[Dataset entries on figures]
○ ○ ○ ○ ○ ○ ○
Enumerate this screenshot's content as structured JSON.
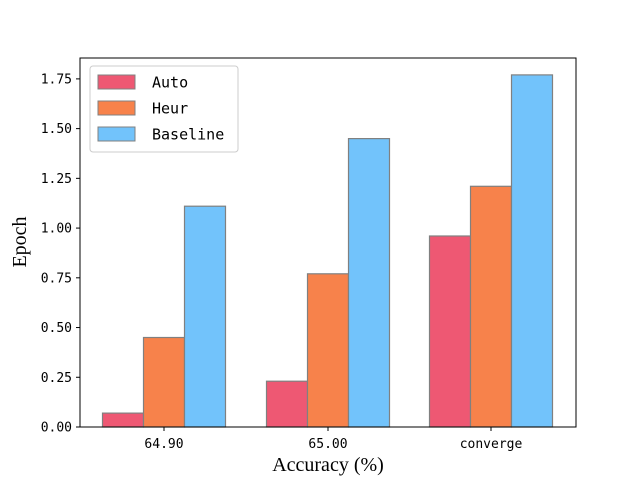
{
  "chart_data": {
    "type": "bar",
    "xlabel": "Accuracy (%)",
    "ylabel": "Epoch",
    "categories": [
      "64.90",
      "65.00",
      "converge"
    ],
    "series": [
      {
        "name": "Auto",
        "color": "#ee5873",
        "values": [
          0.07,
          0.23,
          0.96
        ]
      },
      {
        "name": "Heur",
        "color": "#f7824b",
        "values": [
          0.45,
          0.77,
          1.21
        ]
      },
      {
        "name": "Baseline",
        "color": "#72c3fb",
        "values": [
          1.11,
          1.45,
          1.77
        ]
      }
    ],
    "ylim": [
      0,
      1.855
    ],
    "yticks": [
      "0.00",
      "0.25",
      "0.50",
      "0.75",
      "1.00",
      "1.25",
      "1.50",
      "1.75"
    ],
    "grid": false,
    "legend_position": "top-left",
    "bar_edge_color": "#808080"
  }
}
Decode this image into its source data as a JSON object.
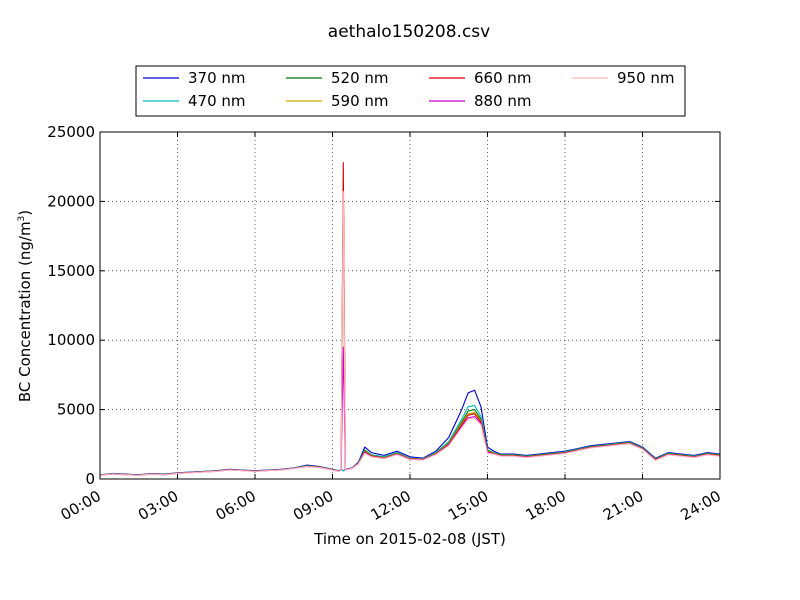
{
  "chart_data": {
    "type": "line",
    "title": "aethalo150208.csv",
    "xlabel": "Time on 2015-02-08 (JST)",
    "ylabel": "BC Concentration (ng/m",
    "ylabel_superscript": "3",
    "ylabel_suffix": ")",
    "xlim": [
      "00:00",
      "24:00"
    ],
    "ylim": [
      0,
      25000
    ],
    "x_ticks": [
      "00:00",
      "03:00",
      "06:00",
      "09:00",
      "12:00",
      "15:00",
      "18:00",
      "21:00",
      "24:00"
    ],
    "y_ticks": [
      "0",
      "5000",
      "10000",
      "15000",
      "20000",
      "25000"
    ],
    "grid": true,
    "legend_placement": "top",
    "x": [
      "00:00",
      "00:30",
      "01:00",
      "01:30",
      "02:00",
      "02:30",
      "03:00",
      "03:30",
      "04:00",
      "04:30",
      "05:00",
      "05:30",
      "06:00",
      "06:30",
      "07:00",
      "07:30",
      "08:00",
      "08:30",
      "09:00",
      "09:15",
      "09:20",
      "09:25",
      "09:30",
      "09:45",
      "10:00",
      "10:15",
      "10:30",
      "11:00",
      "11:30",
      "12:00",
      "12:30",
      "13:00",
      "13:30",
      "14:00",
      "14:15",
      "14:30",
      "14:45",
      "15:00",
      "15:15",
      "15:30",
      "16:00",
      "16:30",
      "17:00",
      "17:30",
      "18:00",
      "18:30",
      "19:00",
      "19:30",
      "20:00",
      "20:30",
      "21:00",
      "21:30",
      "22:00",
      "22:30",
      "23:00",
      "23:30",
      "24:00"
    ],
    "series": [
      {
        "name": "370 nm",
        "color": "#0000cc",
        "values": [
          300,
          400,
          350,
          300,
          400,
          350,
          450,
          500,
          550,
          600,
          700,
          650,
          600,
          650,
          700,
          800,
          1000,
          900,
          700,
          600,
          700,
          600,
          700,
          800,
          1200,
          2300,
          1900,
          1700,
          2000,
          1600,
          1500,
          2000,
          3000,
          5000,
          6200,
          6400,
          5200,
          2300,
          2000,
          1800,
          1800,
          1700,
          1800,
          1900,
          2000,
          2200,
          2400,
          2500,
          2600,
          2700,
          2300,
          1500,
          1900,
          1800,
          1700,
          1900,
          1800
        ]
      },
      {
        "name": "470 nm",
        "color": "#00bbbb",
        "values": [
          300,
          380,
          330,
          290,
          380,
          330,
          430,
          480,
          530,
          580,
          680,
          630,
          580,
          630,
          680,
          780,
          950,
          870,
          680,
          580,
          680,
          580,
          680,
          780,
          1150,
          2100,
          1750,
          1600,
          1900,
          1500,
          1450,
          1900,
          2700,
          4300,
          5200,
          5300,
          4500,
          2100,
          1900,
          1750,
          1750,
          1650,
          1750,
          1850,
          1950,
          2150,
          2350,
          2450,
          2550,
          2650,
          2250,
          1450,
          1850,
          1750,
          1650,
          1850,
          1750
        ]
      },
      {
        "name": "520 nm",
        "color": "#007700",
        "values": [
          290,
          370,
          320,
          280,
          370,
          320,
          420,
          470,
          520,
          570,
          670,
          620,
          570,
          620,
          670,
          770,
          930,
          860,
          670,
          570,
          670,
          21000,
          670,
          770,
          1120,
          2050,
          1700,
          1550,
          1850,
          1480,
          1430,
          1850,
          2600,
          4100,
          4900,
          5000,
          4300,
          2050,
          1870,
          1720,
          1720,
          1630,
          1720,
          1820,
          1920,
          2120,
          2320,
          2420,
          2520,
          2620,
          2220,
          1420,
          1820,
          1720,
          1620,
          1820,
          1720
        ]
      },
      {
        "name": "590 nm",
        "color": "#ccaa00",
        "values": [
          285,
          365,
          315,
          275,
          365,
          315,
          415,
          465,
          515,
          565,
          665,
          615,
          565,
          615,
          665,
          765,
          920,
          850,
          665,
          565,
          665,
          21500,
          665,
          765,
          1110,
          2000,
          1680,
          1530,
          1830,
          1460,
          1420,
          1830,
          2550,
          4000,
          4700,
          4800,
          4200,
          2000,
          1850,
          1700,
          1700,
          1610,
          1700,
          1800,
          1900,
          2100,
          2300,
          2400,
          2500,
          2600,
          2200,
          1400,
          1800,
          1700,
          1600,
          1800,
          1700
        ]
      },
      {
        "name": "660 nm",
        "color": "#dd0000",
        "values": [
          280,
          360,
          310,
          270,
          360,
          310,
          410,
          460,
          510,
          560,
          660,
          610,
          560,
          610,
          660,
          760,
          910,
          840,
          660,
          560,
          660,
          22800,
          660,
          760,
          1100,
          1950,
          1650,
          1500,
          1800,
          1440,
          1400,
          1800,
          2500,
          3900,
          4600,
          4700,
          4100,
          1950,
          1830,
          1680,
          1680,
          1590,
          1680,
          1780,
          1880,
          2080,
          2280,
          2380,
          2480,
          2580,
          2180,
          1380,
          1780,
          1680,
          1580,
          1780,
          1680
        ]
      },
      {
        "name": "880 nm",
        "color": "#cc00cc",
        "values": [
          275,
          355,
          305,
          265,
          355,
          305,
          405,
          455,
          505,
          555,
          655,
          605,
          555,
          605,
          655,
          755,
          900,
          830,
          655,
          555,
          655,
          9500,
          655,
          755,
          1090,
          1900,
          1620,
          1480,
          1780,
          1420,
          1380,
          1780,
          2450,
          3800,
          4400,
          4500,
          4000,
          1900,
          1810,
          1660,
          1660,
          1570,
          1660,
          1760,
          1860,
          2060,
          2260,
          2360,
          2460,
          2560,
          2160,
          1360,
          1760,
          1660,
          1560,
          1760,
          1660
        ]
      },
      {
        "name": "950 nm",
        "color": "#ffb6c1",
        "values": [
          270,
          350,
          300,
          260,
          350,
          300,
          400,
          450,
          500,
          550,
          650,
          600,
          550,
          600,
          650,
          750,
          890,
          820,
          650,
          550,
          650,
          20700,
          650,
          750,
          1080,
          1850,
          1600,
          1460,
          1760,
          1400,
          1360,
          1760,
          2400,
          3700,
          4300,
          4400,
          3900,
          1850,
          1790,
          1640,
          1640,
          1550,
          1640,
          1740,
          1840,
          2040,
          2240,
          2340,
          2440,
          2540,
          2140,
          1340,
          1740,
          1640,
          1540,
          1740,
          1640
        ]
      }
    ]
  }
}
○ ○ ○ ○ ○ ○ ○
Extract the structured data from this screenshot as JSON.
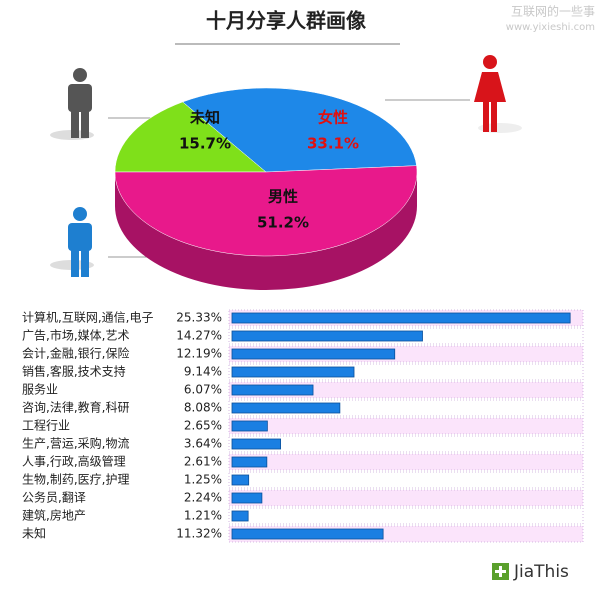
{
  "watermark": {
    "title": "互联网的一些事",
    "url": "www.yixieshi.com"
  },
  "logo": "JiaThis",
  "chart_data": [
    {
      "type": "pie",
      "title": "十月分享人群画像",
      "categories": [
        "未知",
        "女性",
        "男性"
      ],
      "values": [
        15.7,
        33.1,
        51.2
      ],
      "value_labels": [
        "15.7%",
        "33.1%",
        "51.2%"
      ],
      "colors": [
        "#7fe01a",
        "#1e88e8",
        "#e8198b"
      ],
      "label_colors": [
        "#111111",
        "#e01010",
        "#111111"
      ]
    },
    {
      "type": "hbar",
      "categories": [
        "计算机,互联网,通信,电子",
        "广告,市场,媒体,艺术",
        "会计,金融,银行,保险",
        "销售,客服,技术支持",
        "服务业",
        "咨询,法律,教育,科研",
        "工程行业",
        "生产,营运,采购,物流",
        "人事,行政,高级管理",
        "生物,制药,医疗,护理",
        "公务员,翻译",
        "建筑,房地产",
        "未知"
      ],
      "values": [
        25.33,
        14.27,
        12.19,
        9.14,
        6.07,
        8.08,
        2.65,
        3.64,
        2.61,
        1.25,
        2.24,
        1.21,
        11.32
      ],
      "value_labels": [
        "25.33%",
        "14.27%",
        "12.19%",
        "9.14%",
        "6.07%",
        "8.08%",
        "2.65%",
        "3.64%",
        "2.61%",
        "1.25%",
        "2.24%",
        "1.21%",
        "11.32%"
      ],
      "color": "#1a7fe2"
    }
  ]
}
○ ○ ○ ○ ○ ○ ○
From the listing above, collect every line that mentions the word "structured".

◆ **Answer to this task**
Enumerate this screenshot's content as structured JSON.
Extract the structured data from this screenshot as JSON.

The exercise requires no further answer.